## Prompt
Please output the entries below from the line that contains "What data was" through the final line, reproduced exactly and alone.

[Records from a collection of figures]

===============

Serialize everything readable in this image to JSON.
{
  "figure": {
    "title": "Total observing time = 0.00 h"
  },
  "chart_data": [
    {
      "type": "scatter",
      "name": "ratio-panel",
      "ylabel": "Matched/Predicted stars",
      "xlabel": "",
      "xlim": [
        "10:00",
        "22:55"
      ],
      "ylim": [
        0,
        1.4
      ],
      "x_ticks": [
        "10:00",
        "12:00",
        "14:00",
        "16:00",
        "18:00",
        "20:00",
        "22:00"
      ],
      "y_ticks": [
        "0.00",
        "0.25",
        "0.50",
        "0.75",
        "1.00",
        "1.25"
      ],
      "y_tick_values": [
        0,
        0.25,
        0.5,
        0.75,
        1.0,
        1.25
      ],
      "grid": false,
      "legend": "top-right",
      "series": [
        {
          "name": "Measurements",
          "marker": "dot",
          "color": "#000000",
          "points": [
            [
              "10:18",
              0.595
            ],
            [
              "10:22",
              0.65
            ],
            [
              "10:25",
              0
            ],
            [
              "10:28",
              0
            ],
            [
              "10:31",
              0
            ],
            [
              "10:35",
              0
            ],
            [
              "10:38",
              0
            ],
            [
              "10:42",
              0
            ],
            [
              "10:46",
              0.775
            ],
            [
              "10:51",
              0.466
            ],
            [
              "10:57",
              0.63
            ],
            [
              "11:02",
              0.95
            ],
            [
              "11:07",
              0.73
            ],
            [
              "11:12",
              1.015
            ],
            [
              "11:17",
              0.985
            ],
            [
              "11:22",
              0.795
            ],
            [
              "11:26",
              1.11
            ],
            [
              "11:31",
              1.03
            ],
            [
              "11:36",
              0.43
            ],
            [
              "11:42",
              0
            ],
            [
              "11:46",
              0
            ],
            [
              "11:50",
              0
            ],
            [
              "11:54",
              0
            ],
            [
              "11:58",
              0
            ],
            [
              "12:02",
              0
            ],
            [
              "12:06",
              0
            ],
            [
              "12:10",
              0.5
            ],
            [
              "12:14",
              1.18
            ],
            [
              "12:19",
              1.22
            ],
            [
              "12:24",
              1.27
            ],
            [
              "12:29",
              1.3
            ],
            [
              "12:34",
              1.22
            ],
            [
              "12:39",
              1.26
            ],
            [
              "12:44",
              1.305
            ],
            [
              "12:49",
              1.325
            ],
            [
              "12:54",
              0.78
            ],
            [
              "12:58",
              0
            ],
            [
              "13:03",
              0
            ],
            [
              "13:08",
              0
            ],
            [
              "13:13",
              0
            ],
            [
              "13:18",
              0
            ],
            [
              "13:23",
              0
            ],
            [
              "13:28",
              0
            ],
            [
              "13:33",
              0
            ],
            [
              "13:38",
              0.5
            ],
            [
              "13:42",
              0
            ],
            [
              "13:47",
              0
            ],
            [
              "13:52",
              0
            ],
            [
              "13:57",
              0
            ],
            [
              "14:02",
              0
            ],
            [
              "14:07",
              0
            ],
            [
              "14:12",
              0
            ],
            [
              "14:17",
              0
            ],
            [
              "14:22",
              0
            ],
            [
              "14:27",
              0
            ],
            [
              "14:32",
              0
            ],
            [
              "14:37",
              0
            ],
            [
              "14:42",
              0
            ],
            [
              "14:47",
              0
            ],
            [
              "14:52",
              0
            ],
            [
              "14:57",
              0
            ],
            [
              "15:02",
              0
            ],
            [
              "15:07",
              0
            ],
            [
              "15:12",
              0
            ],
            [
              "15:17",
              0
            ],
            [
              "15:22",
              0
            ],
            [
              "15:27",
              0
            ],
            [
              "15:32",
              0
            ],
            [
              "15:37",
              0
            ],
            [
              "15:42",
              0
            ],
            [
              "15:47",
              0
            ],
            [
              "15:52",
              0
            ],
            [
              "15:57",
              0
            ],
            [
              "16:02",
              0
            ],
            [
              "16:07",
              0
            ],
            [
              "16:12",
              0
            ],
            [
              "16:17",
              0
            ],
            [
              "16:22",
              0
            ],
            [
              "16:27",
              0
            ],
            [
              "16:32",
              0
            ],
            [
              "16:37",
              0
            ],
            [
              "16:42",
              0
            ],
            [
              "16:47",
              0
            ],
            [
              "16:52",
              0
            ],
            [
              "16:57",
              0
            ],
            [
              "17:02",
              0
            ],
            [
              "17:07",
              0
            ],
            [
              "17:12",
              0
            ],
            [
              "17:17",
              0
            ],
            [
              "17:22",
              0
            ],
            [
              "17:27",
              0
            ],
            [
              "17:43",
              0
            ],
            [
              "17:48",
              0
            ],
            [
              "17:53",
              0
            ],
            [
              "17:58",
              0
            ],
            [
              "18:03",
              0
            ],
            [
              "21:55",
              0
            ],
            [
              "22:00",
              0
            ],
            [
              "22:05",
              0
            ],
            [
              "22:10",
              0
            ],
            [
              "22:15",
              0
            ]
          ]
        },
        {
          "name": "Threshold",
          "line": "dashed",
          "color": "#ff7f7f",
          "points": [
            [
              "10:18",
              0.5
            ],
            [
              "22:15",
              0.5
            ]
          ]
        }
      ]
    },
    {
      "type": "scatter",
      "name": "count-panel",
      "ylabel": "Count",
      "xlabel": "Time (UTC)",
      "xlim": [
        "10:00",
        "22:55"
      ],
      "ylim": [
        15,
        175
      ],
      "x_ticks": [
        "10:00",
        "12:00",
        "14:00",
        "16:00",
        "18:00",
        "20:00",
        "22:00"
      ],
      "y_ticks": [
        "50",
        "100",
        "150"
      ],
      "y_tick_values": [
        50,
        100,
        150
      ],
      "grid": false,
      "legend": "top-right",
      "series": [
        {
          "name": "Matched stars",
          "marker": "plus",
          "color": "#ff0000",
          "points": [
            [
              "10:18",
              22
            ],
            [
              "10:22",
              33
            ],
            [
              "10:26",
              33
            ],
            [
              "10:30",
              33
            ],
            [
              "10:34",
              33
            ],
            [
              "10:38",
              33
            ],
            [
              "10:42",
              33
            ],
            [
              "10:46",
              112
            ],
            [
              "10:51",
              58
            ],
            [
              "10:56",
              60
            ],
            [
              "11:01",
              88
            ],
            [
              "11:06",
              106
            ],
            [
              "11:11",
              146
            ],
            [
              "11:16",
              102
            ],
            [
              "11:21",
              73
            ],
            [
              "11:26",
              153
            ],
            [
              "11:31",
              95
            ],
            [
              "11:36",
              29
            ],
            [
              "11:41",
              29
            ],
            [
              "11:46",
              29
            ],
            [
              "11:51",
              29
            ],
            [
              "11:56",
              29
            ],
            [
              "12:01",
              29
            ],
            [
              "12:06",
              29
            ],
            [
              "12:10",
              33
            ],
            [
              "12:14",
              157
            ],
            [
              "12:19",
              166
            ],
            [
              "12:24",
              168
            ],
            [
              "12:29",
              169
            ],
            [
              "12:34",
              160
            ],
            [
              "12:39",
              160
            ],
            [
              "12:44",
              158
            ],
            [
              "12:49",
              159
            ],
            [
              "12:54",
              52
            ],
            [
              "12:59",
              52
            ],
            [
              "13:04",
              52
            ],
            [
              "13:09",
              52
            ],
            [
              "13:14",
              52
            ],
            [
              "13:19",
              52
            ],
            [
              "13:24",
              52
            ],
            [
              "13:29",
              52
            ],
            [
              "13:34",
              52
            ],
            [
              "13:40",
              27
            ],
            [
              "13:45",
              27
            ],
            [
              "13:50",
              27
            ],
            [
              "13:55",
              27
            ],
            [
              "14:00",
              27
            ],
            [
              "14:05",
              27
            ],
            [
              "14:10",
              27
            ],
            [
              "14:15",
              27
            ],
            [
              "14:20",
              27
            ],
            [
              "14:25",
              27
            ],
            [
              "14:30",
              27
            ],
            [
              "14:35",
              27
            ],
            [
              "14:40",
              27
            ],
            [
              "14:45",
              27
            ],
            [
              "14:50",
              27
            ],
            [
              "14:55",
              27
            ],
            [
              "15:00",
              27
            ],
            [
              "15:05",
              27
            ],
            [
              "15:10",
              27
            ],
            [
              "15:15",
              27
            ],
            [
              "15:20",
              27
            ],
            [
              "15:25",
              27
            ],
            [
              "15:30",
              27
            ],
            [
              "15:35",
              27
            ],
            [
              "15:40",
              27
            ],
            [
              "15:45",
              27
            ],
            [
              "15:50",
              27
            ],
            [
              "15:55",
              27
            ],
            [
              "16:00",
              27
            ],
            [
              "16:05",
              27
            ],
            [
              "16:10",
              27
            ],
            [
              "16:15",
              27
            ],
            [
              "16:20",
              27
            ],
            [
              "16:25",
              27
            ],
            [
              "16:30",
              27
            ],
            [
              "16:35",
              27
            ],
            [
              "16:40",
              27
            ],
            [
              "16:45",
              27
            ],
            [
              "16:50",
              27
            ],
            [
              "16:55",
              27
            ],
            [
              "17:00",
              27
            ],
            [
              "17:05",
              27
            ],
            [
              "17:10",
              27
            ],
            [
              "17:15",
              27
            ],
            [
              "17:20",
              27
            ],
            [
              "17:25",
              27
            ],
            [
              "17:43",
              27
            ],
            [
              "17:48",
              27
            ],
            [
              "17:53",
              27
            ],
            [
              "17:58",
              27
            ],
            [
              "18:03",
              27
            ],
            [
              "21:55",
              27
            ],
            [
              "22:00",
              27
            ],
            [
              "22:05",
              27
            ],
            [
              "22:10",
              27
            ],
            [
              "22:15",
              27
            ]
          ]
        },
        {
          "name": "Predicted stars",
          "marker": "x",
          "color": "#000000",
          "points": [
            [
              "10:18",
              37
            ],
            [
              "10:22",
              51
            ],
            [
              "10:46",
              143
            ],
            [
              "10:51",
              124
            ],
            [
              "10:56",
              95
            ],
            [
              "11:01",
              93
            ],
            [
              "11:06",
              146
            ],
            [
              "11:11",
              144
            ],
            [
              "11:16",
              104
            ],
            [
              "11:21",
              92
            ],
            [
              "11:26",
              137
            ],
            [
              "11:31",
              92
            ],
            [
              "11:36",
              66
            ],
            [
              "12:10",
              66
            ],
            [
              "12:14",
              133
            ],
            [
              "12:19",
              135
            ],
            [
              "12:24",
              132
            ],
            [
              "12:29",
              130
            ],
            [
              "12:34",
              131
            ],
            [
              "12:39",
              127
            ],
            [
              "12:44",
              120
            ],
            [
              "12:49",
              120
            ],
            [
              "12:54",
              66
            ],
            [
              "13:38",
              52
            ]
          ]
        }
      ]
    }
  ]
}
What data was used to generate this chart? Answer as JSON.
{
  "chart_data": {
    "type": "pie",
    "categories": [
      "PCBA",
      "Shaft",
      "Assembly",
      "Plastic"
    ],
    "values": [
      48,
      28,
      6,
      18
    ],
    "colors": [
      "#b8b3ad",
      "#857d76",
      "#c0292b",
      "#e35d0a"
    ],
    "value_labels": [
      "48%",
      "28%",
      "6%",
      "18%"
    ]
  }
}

===============

## Result of the task
What data was used to generate this chart? Answer as JSON.
{
  "chart_data": {
    "type": "pie",
    "categories": [
      "PCBA",
      "Shaft",
      "Assembly",
      "Plastic"
    ],
    "values": [
      48,
      28,
      6,
      18
    ],
    "colors": [
      "#b8b3ad",
      "#857d76",
      "#c0292b",
      "#e35d0a"
    ],
    "value_labels": [
      "48%",
      "28%",
      "6%",
      "18%"
    ]
  }
}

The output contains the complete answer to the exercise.